◆ **WORK INSTRUCTIONS**:
Give the number of lines in the listing that hold the word "other". Write nothing but that number.

___ ENTRIES

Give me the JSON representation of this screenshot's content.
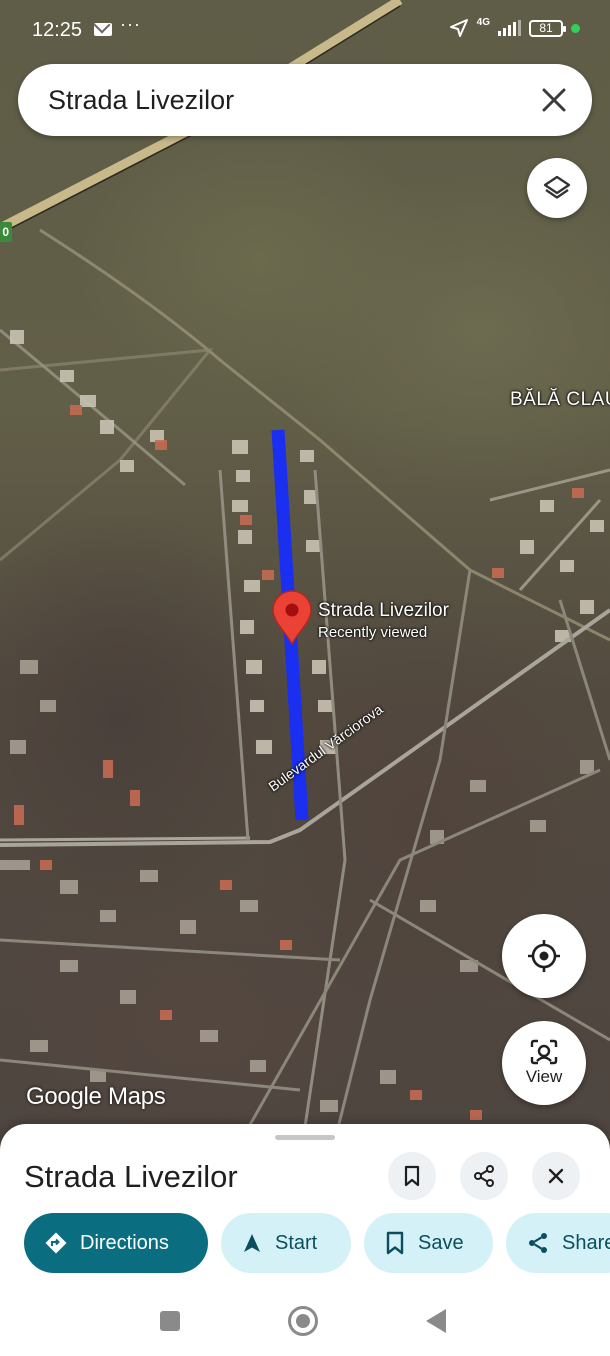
{
  "status_bar": {
    "time": "12:25",
    "dots": "···",
    "network": "4G",
    "battery": "81"
  },
  "search": {
    "query": "Strada Livezilor"
  },
  "map": {
    "area_label": "BĂLĂ CLAU",
    "place_title": "Strada Livezilor",
    "place_subtitle": "Recently viewed",
    "road_label": "Bulevardul Vărciorova",
    "route_badge": "0",
    "logo": "Google Maps",
    "route_color": "#1a2ff0",
    "pin_color": "#ea4335"
  },
  "controls": {
    "view_label": "View"
  },
  "sheet": {
    "title": "Strada Livezilor",
    "actions": [
      {
        "label": "Directions",
        "icon": "directions-icon"
      },
      {
        "label": "Start",
        "icon": "navigation-arrow-icon"
      },
      {
        "label": "Save",
        "icon": "bookmark-icon"
      },
      {
        "label": "Share",
        "icon": "share-icon"
      }
    ],
    "accent_color": "#0b6e80"
  }
}
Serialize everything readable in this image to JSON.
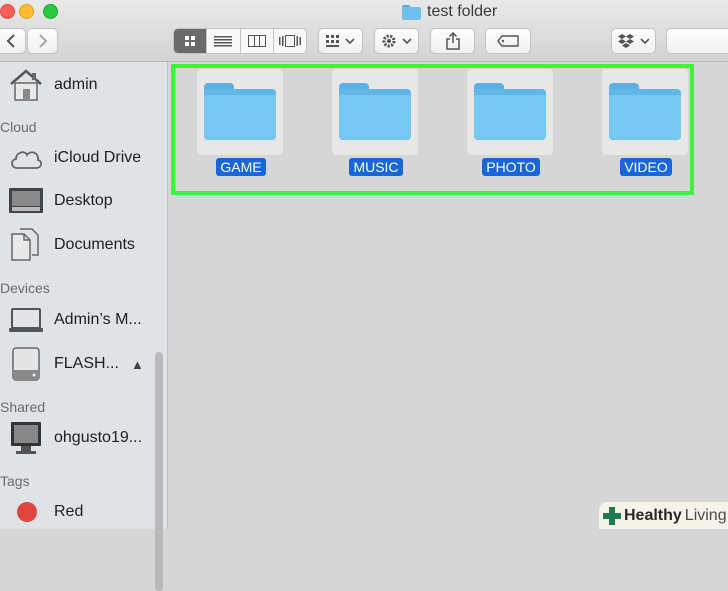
{
  "window": {
    "title": "test folder"
  },
  "toolbar": {
    "back_icon": "chevron-left-icon",
    "forward_icon": "chevron-right-icon",
    "view_modes": [
      "icon-view-icon",
      "list-view-icon",
      "column-view-icon",
      "cover-flow-icon"
    ],
    "arrange_icon": "arrange-grid-icon",
    "action_icon": "gear-icon",
    "share_icon": "share-icon",
    "tag_icon": "tag-icon",
    "dropbox_icon": "dropbox-icon"
  },
  "sidebar": {
    "favorites": [
      {
        "label": "admin",
        "icon": "home-icon"
      }
    ],
    "icloud_header": "Cloud",
    "icloud": [
      {
        "label": "iCloud Drive",
        "icon": "cloud-icon"
      },
      {
        "label": "Desktop",
        "icon": "desktop-icon"
      },
      {
        "label": "Documents",
        "icon": "documents-icon"
      }
    ],
    "devices_header": "Devices",
    "devices": [
      {
        "label": "Admin’s M...",
        "icon": "laptop-icon"
      },
      {
        "label": "FLASH...",
        "icon": "disk-icon",
        "eject": "▲"
      }
    ],
    "shared_header": "Shared",
    "shared": [
      {
        "label": "ohgusto19...",
        "icon": "monitor-icon"
      }
    ],
    "tags_header": "Tags",
    "tags": [
      {
        "label": "Red",
        "color": "#e0443e"
      }
    ]
  },
  "content": {
    "folders": [
      {
        "label": "GAME"
      },
      {
        "label": "MUSIC"
      },
      {
        "label": "PHOTO"
      },
      {
        "label": "VIDEO"
      }
    ],
    "selection_color": "#3ef23e",
    "label_highlight_color": "#1866d9"
  },
  "watermark": {
    "brand_a": "Healthy",
    "brand_b": "Living"
  }
}
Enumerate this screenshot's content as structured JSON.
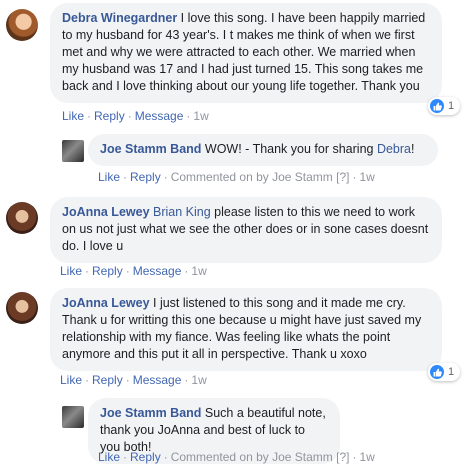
{
  "comments": [
    {
      "author": "Debra Winegardner",
      "text": " I love this song. I have been happily married to my husband for 43 year's. I t makes me think of when we first met and why we were attracted to each other. We married when my husband was 17 and I had just turned 15. This song takes me back and I love thinking about our young life together. Thank you",
      "actions": {
        "like": "Like",
        "reply": "Reply",
        "message": "Message",
        "time": "1w"
      },
      "reaction_count": "1",
      "reply": {
        "author": "Joe Stamm Band",
        "text_before": " WOW! - Thank you for sharing ",
        "tag": "Debra",
        "text_after": "!",
        "actions": {
          "like": "Like",
          "reply": "Reply",
          "commented": "Commented on by Joe Stamm",
          "help": "[?]",
          "time": "1w"
        }
      }
    },
    {
      "author": "JoAnna Lewey",
      "tag": "Brian King",
      "text": " please listen to this we need to work on us not just what we see the other does or in sone cases doesnt do. I love u",
      "actions": {
        "like": "Like",
        "reply": "Reply",
        "message": "Message",
        "time": "1w"
      }
    },
    {
      "author": "JoAnna Lewey",
      "text": " I just listened to this song and it made me cry. Thank u for writting this one because u might have just saved my relationship with my fiance. Was feeling like whats the point anymore and this put it all in perspective. Thank u xoxo",
      "actions": {
        "like": "Like",
        "reply": "Reply",
        "message": "Message",
        "time": "1w"
      },
      "reaction_count": "1",
      "reply": {
        "author": "Joe Stamm Band",
        "text": " Such a beautiful note, thank you JoAnna and best of luck to you both!",
        "actions": {
          "like": "Like",
          "reply": "Reply",
          "commented": "Commented on by Joe Stamm",
          "help": "[?]",
          "time": "1w"
        }
      }
    }
  ],
  "colors": {
    "link": "#385898",
    "action": "#4267b2",
    "bubble": "#f2f3f5",
    "like": "#2e89ff"
  },
  "icons": {
    "reaction": "like-thumb-icon"
  }
}
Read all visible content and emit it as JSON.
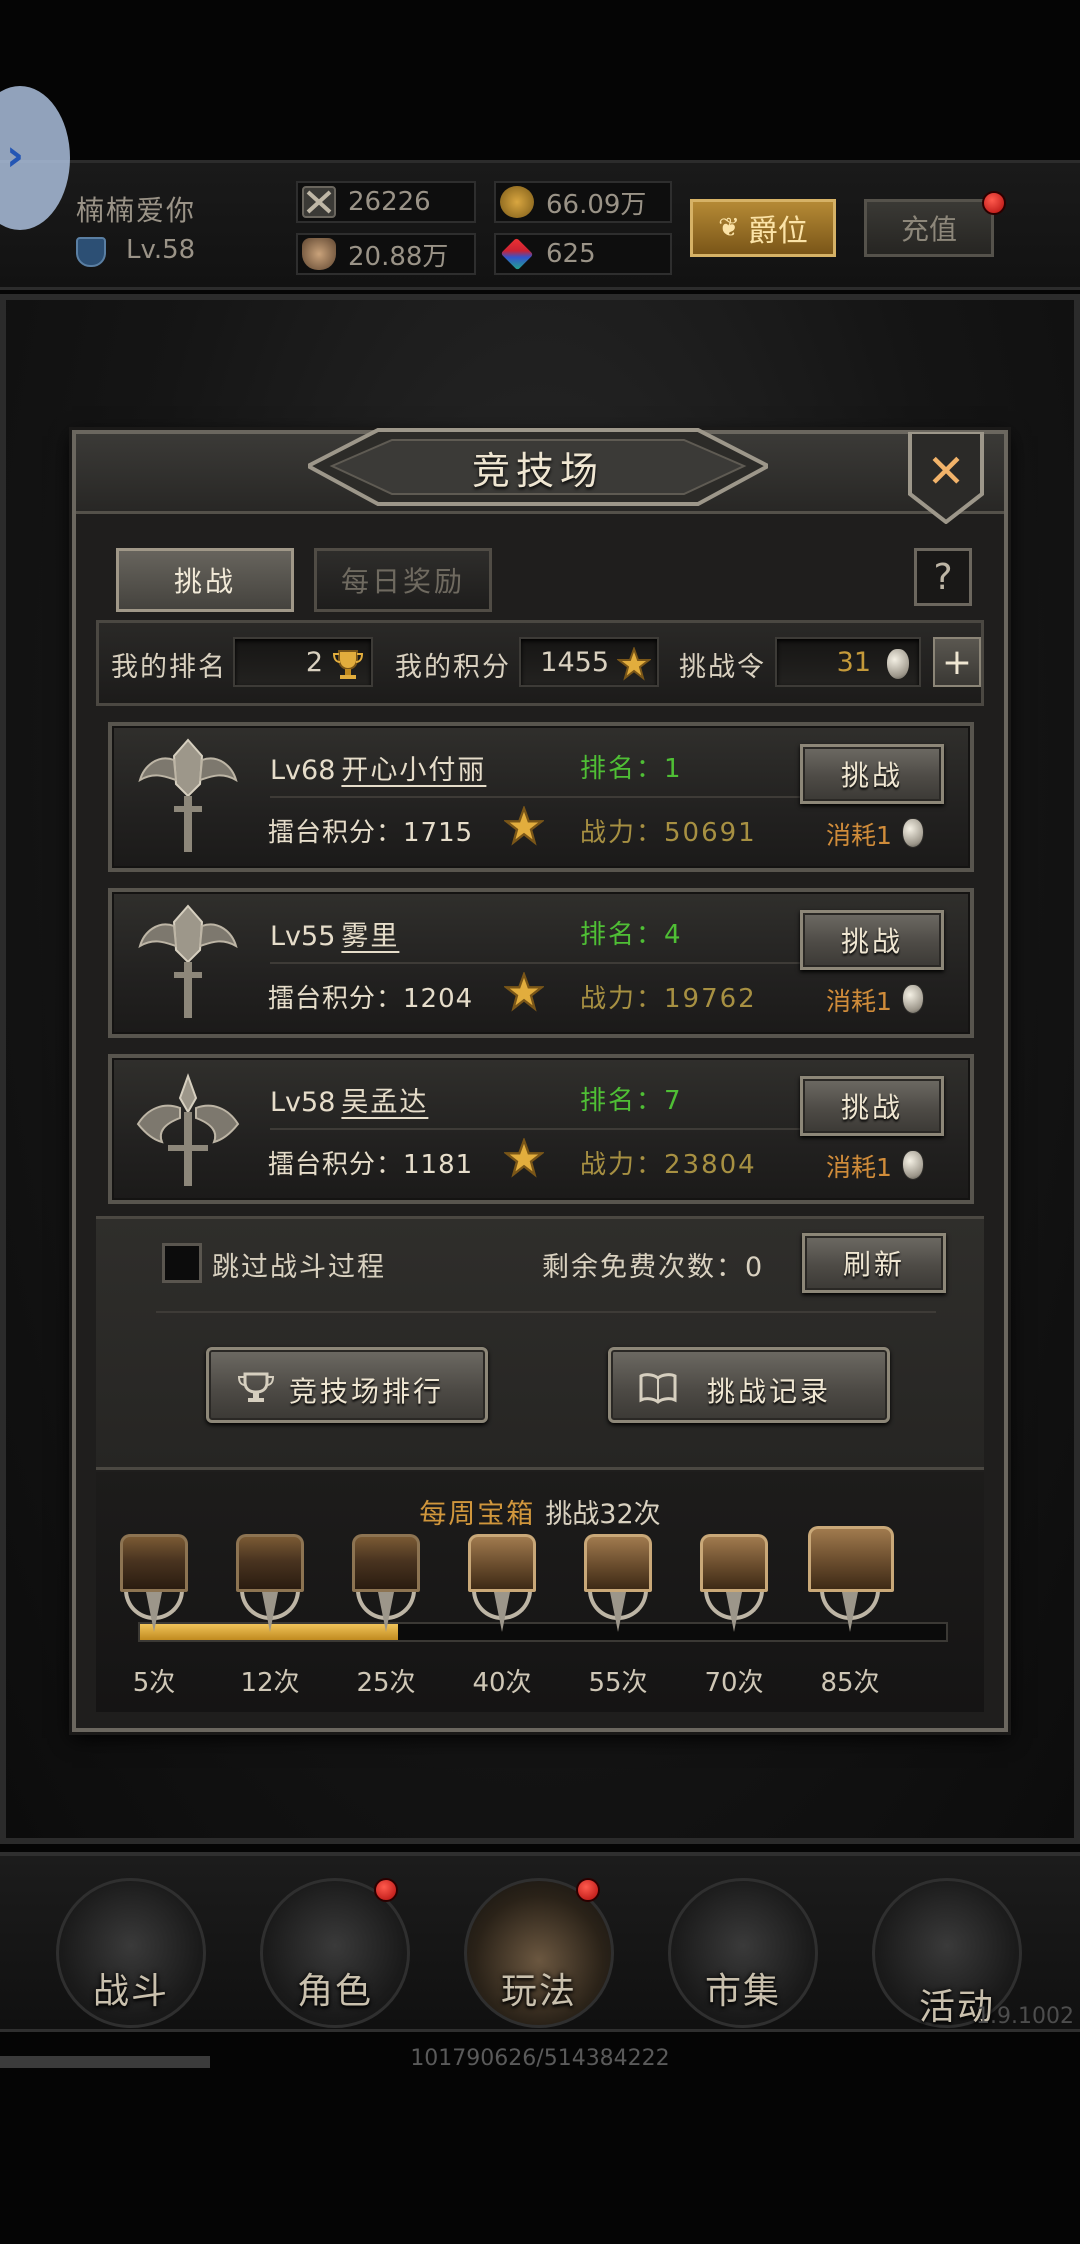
{
  "player": {
    "name": "楠楠爱你",
    "level": "Lv.58",
    "stats": {
      "attack": "26226",
      "gold": "66.09万",
      "defense": "20.88万",
      "gems": "625"
    },
    "title_button": "爵位",
    "recharge_button": "充值"
  },
  "arena": {
    "title": "竞技场",
    "tabs": [
      "挑战",
      "每日奖励"
    ],
    "help": "?",
    "my_rank_label": "我的排名",
    "my_rank": "2",
    "my_score_label": "我的积分",
    "my_score": "1455",
    "tokens_label": "挑战令",
    "tokens": "31",
    "opponents": [
      {
        "level": "Lv68",
        "name": "开心小付丽",
        "score": "擂台积分：1715",
        "rank": "排名：1",
        "power": "战力：50691",
        "button": "挑战",
        "cost": "消耗1"
      },
      {
        "level": "Lv55",
        "name": "雾里",
        "score": "擂台积分：1204",
        "rank": "排名：4",
        "power": "战力：19762",
        "button": "挑战",
        "cost": "消耗1"
      },
      {
        "level": "Lv58",
        "name": "吴孟达",
        "score": "擂台积分：1181",
        "rank": "排名：7",
        "power": "战力：23804",
        "button": "挑战",
        "cost": "消耗1"
      }
    ],
    "skip_battle": "跳过战斗过程",
    "free_refresh": "剩余免费次数：0",
    "refresh_button": "刷新",
    "ranking_button": "竞技场排行",
    "record_button": "挑战记录",
    "weekly_title": "每周宝箱",
    "weekly_count": "挑战32次",
    "weekly_progress": 0.32,
    "milestones": [
      "5次",
      "12次",
      "25次",
      "40次",
      "55次",
      "70次",
      "85次"
    ]
  },
  "nav": [
    "战斗",
    "角色",
    "玩法",
    "市集",
    "活动"
  ],
  "version": "1.9.1002",
  "loading": "101790626/514384222",
  "colors": {
    "rank_green": "#4fbf35",
    "power_gold": "#a79042",
    "cost_orange": "#d08c3a",
    "progress_gold": "#e2ad3d",
    "notify_red": "#d42020"
  }
}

______

◆ **THE RESULT**:
2